=== Records to process ===
***

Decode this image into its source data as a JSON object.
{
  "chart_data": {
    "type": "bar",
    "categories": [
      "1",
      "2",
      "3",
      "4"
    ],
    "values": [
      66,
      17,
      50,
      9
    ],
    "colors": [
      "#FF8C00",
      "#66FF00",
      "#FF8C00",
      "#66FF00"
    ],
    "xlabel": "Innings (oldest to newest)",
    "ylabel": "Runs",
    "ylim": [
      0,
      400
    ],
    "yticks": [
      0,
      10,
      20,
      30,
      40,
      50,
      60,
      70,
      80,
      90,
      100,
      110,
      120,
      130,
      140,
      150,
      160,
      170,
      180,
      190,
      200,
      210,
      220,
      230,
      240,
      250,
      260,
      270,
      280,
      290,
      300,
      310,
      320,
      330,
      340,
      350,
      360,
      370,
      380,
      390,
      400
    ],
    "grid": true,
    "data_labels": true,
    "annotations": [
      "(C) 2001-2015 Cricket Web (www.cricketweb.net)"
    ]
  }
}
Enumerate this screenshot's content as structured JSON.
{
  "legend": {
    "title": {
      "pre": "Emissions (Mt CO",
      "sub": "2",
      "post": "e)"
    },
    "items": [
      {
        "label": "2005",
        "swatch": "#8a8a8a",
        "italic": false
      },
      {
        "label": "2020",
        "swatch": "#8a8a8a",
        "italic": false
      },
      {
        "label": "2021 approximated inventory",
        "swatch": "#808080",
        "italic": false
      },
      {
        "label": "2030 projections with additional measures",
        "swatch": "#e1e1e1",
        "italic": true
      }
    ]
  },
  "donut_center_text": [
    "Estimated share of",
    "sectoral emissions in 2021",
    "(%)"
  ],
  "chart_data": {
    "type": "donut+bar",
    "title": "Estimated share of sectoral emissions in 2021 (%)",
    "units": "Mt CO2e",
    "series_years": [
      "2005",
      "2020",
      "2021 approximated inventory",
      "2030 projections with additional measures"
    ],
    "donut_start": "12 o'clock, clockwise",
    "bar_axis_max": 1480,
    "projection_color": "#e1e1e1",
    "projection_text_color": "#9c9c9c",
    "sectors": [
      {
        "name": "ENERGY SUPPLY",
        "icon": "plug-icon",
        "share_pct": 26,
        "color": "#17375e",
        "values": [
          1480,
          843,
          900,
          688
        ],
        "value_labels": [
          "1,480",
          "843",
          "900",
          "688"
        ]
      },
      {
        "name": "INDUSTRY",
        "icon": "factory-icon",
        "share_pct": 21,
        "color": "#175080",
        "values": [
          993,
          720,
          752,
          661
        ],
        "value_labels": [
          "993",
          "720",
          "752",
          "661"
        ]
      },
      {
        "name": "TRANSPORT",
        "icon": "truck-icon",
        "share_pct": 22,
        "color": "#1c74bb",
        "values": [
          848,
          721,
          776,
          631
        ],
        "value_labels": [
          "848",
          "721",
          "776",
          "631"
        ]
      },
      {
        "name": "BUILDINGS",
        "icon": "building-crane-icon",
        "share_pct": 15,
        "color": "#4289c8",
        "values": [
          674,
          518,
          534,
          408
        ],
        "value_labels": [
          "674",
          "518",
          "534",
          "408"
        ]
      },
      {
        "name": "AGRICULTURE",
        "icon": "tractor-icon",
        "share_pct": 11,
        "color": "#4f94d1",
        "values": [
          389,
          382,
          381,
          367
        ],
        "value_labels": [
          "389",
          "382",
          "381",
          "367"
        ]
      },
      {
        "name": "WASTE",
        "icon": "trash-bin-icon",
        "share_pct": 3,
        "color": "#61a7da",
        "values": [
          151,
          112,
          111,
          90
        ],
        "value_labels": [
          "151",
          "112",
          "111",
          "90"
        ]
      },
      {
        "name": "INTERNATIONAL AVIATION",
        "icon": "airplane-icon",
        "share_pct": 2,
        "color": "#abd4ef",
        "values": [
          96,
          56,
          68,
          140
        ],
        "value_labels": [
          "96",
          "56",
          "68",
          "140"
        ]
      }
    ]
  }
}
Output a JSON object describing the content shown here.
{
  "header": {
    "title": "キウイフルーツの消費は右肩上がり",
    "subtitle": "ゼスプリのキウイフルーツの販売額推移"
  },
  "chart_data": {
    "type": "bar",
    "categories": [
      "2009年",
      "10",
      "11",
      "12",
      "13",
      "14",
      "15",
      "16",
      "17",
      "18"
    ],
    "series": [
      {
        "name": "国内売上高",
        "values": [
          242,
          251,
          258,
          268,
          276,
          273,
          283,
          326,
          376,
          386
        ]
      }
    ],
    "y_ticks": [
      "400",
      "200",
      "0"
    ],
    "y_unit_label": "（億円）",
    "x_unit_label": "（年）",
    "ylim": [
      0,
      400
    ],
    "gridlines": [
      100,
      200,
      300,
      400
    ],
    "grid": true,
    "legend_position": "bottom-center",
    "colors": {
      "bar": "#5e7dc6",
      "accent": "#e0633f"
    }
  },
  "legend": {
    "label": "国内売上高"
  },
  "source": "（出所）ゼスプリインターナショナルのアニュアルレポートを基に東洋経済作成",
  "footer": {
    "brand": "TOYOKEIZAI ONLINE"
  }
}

***

=== Goal ===
Select and copy each line from the data that includes the word "source".

=== Task answer ===
Decode this image into its source data as a JSON object.
  "source": "（出所）ゼスプリインターナショナルのアニュアルレポートを基に東洋経済作成",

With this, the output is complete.